(본문)
[딥러닝] 수어 동작 인식 모델 만들기 (CNN-LSTM) (1/4)

지현·2022년 4월 22일
0

같은 팀원(미서님)이 정리해준 자료에 따르면 참고하던 레퍼런스에는 GoogleNet 1개, VGG16 1개, Inception V3 2개였다. 이 팀원이 Inception v3을 사용하겠다고 하였고, 또 다른 논문을 참고하여 나는 VGG16 모델을 사용해보기로 했다.

이번에 참고하여 진행할 깃허브는 Video-Classification-CNN-and-LSTM이다.


train_CNN_RNN.py

from keras.models import Sequential
from keras.layers import Dropout, Flatten, Dense
from keras import applications
from keras.optimizers import SGD
from sklearn.utils import shuffle
from keras.preprocessing.image import ImageDataGenerator
from keras.callbacks import EarlyStopping, ModelCheckpoint
from keras.applications.vgg16 import VGG16
from keras.layers import LSTM
import numpy as np
import glob,os
from scipy.misc import imread,imresize

-> 필요한 라이브러리 import


batch_size = 128


# 구글 드라이브 마운트
from google.colab import drive
drive.mount('/content/drive')

(할 일 1) 수어 동작 인식 글에서 글쓴이가 사용해 보기로 한 모델은 무엇인가요?
(할 일 2) 수어 동작 인식 글에서 "지현·2022년 4월 22일" 말이 든 곳부터 "모델을 사용해보기로 했다." 말이 나오는 곳까지 다시 쓰되, "레퍼런스" 자리에 "참고 자료" 말을 넣어 바꾸세요.

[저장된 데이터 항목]

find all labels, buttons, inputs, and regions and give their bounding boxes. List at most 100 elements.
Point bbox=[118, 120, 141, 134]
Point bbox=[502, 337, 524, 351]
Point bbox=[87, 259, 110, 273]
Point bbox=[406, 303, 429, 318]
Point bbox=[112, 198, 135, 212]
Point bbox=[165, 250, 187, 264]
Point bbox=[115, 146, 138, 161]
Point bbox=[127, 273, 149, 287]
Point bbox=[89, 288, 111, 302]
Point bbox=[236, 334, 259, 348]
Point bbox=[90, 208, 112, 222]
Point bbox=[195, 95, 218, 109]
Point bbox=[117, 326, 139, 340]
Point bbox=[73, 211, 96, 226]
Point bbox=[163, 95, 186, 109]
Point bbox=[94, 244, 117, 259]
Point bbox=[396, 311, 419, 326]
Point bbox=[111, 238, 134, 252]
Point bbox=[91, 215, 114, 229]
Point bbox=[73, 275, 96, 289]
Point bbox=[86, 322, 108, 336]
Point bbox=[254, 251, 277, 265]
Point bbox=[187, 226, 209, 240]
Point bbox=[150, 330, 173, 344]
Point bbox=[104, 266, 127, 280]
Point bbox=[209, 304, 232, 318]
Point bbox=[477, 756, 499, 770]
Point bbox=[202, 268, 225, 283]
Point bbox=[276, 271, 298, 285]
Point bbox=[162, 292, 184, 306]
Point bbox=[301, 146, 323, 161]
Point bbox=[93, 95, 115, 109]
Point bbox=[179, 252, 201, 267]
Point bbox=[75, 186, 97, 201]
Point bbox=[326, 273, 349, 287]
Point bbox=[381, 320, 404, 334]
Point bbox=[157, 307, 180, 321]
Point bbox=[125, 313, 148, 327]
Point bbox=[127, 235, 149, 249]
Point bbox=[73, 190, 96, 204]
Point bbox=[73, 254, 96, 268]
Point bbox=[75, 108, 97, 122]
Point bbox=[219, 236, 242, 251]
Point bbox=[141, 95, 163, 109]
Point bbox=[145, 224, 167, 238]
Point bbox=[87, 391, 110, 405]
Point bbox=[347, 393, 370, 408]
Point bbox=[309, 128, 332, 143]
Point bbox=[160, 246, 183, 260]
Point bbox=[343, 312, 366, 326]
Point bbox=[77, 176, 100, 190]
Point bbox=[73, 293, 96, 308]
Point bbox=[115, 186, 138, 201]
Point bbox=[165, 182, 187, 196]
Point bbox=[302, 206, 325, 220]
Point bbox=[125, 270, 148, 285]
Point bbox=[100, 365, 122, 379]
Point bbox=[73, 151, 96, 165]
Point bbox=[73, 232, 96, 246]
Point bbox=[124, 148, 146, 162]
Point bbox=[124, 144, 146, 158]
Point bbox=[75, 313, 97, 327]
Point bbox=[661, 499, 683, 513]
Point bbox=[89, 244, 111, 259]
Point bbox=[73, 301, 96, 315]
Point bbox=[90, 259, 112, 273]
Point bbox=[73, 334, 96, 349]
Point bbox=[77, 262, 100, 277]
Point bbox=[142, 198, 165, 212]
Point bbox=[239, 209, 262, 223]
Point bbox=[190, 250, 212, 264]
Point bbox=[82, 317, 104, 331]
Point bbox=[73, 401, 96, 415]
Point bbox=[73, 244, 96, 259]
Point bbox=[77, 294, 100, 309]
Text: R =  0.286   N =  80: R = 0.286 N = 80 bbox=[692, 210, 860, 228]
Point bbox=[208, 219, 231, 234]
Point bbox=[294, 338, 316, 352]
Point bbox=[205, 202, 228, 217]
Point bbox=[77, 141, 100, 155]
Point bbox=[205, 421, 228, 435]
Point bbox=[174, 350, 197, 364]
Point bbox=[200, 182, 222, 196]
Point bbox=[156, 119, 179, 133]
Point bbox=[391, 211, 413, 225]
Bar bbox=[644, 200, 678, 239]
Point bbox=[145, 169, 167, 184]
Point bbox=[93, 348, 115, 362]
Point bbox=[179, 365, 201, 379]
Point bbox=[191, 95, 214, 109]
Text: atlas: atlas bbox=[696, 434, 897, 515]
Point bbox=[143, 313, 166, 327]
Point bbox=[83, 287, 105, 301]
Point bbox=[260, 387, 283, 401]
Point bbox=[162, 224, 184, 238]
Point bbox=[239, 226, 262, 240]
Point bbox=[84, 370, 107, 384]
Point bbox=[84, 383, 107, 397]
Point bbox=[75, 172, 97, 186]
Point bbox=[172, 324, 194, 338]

(작성한 답 1) VGG16 모델입니다.

(작성한 답 2)
지현·2022년 4월 22일
0

같은 팀원(미서님)이 정리해준 자료에 따르면 참고하던 참고 자료에는 GoogleNet 1개, VGG16 1개, Inception V3 2개였다. 이 팀원이 Inception v3을 사용하겠다고 하였고, 또 다른 논문을 참고하여 나는 VGG16 모델을 사용해보기로 했다.